**Passage to read:**
##############################

This is going to sound so petty. I'm sorry for that. I am upset about something and would like your advice. Basically, AIBU?
I have been married for several years and we 3 DC. I have always suspected that the PIL don't like me much. They didn't want DH to leave home and marry me because he should be "at home, helping Dad with the garden".
(he was nearly 30 years old at the time).
Anyway, I have always tried hard to be nice, particularly for birthdays, etc. I always get the PIL very thoughtful presents and take a lot of care in wrapping things nicely. We also take them out for dinner or Skype so that we can say Happy Birthday properly. I will also send flowers and chocolates for Mothers Day and Fathers Day. I also make a huge effort at Christmas. The first year that DH got together, MIL did not like the presents I had bought and cried down the phone to DH about how horrible they were
. So since then, I have made sure that the presents were things she would definitely like. They are not bad present-buyers either, not that it's about the presents. It is the thought that counts in my view.
Anyway, fast forward a few years and it was my birthday recently. What did I get from the PIL? Nothing. Not a card, present, flowers... not even a bloody phone call to wish me Happy Birthday. DH called them up to ask if they'd forgotten or if they were cross with me about something, but they said no, they hadn't forgotten and they weren't cross with me about anything, they're just really busy at the moment (with what, God only knows). He told them that I was very upset and that he thought they should apologise and maybe send me a small token gift to apologise. The MIL just huffed and said nothing. So, a few days later DH again calls them and says, "you know, M is still upset about you snubbing her on her birthday. Why couldn't you just call her up?" to which MIL replied "oh, you know what it's like, your dad's always around, I've never got time to call...".

##############################

**Items:**
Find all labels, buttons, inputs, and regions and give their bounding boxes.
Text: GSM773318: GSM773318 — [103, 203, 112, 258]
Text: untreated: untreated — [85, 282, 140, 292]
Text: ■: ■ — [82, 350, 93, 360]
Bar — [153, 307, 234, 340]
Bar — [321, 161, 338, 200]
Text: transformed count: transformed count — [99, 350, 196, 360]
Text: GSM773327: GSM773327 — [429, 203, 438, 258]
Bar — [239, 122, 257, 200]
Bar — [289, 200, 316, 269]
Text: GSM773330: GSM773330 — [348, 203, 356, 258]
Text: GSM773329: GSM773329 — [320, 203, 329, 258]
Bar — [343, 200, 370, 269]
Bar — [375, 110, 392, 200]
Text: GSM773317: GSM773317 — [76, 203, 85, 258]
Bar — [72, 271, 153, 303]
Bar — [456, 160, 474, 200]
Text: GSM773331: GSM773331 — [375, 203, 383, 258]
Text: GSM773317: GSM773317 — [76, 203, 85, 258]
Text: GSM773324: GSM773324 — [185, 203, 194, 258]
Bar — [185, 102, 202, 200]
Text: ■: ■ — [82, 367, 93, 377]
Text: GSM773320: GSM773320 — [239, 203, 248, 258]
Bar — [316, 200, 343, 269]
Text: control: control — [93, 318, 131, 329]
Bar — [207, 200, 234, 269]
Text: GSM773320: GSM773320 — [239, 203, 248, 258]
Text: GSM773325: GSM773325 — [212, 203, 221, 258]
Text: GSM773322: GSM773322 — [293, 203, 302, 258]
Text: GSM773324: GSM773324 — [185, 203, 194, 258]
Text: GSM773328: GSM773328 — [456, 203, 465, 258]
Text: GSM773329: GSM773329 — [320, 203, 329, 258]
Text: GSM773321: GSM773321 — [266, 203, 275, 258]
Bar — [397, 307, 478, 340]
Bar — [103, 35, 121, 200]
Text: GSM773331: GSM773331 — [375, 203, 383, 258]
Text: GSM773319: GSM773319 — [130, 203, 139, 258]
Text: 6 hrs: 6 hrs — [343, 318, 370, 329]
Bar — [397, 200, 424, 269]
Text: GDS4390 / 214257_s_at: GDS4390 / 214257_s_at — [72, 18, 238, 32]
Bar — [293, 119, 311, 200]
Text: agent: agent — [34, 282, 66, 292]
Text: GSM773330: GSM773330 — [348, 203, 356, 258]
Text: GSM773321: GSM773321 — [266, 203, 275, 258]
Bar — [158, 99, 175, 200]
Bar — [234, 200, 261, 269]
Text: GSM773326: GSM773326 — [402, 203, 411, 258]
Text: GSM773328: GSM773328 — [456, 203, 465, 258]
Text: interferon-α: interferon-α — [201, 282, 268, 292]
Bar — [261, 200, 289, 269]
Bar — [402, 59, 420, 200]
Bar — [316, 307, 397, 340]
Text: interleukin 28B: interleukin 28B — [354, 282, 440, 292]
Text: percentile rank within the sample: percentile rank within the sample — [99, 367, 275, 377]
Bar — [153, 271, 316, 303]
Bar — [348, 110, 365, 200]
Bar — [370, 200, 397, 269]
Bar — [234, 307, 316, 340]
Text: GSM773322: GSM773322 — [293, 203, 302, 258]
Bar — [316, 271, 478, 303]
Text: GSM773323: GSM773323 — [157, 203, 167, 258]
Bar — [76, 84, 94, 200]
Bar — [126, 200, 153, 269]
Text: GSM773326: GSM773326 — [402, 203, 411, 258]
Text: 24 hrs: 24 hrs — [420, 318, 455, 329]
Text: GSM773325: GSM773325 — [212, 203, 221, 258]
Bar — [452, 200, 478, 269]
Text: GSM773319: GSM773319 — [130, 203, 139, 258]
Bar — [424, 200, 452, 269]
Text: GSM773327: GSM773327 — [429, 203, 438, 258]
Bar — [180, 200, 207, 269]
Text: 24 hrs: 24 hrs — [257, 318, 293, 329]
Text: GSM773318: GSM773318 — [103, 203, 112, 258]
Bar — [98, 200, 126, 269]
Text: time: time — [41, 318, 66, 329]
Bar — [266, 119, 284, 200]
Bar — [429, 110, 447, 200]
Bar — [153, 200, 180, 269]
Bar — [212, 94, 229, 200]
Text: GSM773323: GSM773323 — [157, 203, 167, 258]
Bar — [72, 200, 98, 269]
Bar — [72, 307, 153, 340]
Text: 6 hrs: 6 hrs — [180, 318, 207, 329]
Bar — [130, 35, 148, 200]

##############################

**Work to complete:**
- a) In the post about the in-laws, what reason did they give for not wanting DH to leave home and marry?
- b) List everything the post about the in-laws says the poster did not receive from them on her birthday.
- c) Copy the passage from the post about the in-laws between "This is going" and "at the time).", inclusive.

**Responses for each task:**
- a) They said he should be "at home, helping Dad with the garden."

- b) A card, a present, flowers, and a phone call

- c)
This is going to sound so petty. I'm sorry for that. I am upset about something and would like your advice. Basically, AIBU?
I have been married for several years and we 3 DC. I have always suspected that the PIL don't like me much. They didn't want DH to leave home and marry me because he should be "at home, helping Dad with the garden".
(he was nearly 30 years old at the time).